[Extracted data entries]
▶
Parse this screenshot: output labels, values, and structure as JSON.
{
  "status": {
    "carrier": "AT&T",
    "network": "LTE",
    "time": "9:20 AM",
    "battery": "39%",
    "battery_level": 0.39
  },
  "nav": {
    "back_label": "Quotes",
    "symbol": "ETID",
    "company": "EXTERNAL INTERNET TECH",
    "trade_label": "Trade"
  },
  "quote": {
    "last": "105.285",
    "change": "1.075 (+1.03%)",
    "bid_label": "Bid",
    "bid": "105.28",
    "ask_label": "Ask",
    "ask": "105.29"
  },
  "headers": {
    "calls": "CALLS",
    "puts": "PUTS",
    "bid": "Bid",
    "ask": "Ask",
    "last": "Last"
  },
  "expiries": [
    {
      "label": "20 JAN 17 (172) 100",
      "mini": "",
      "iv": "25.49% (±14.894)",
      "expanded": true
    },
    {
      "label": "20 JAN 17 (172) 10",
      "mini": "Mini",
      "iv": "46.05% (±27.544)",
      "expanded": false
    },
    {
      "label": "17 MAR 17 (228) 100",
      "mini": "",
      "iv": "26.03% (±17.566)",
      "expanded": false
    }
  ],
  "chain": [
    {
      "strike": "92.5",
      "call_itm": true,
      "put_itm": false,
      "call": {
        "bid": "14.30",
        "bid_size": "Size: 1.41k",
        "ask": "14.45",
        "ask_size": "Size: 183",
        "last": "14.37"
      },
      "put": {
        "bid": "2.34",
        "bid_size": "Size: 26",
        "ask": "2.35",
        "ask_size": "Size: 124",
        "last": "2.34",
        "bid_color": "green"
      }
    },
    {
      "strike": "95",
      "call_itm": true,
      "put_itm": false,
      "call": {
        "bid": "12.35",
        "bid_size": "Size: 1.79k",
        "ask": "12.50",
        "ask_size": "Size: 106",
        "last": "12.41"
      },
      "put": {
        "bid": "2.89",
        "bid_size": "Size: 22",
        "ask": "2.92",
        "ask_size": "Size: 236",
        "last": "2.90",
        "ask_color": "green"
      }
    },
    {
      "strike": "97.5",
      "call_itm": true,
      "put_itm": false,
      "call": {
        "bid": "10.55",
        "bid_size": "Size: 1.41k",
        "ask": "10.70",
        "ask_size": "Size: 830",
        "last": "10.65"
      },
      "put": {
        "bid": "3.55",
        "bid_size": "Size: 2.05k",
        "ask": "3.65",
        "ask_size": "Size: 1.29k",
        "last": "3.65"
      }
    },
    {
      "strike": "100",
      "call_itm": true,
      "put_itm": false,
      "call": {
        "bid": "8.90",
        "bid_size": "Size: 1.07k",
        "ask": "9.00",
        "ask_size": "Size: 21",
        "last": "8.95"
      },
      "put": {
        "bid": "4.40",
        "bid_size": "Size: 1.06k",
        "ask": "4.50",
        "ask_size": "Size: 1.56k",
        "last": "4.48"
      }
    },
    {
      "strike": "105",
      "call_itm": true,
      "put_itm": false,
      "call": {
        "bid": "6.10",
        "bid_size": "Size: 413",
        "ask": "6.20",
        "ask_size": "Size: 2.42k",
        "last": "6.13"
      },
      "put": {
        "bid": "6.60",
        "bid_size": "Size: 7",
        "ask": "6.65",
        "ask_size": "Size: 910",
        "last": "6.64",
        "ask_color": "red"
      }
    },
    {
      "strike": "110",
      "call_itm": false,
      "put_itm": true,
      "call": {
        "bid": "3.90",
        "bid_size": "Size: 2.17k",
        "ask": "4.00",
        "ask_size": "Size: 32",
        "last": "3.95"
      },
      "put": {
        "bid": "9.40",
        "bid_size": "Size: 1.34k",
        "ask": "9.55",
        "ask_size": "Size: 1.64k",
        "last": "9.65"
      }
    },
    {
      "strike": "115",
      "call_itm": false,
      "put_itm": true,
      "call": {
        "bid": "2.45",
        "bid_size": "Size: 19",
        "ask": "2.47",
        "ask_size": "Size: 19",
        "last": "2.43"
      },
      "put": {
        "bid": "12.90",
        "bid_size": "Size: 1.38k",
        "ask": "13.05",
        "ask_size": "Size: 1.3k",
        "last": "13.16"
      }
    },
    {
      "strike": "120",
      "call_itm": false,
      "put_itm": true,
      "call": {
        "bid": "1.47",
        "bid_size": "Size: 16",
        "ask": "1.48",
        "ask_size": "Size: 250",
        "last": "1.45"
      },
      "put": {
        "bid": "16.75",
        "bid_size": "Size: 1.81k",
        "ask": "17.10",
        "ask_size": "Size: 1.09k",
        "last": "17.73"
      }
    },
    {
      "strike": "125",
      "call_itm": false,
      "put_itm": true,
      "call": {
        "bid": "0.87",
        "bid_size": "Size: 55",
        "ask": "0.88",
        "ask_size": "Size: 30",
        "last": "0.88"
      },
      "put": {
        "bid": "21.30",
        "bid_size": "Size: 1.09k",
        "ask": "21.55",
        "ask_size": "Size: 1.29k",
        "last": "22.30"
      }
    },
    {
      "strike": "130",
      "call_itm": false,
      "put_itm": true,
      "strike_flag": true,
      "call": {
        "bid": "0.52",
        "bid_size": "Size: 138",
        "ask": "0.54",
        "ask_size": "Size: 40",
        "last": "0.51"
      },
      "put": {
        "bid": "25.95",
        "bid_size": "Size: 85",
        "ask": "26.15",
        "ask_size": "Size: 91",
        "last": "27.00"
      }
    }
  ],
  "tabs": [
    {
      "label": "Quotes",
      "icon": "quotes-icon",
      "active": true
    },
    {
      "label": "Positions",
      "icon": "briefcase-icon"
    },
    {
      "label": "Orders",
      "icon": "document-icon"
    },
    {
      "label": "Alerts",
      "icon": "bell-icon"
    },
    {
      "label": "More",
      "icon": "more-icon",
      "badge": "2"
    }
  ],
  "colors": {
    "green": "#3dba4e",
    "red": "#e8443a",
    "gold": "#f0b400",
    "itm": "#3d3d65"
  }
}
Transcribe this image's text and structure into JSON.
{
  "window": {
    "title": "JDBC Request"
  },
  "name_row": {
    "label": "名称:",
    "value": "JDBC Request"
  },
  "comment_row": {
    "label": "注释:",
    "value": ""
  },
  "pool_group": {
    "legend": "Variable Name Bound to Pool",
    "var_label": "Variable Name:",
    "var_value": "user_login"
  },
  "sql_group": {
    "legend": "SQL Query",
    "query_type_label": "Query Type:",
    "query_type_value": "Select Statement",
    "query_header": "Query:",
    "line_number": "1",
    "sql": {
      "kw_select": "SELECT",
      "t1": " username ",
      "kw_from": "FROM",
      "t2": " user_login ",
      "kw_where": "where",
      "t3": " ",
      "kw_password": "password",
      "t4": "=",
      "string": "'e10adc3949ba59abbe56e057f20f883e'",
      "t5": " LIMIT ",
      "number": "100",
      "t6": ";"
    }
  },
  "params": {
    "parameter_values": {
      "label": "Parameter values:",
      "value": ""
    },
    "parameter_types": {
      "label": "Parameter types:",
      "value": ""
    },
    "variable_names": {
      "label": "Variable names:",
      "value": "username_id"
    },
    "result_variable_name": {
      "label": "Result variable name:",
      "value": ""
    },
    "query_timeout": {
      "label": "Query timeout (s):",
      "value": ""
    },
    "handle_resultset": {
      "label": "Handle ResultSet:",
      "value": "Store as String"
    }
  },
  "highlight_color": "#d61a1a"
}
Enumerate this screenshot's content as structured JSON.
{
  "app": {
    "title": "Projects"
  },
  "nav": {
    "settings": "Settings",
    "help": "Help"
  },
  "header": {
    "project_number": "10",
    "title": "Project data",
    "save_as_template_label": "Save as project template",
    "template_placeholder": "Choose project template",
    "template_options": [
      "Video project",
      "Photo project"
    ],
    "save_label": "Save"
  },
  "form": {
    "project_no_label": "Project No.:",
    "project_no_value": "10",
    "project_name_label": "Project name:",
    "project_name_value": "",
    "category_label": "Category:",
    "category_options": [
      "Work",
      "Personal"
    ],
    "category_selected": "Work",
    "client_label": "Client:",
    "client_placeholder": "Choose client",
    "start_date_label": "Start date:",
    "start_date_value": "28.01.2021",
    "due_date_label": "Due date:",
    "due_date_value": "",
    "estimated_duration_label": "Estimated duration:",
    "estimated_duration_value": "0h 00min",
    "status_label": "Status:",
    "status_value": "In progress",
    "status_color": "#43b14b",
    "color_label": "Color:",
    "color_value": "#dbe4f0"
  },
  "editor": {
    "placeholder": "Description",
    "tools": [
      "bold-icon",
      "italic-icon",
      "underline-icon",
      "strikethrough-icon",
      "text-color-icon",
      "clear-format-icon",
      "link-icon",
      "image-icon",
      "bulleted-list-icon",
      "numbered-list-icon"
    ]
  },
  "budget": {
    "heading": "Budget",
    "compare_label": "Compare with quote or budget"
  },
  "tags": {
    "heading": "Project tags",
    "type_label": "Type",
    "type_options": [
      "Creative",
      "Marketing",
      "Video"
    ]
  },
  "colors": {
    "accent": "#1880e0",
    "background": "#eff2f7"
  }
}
◀
■ Requirements:
Pull out every line above that holds the word "Save".

■ Written solution:
    "save_as_template_label": "Save as project template",
    "save_label": "Save"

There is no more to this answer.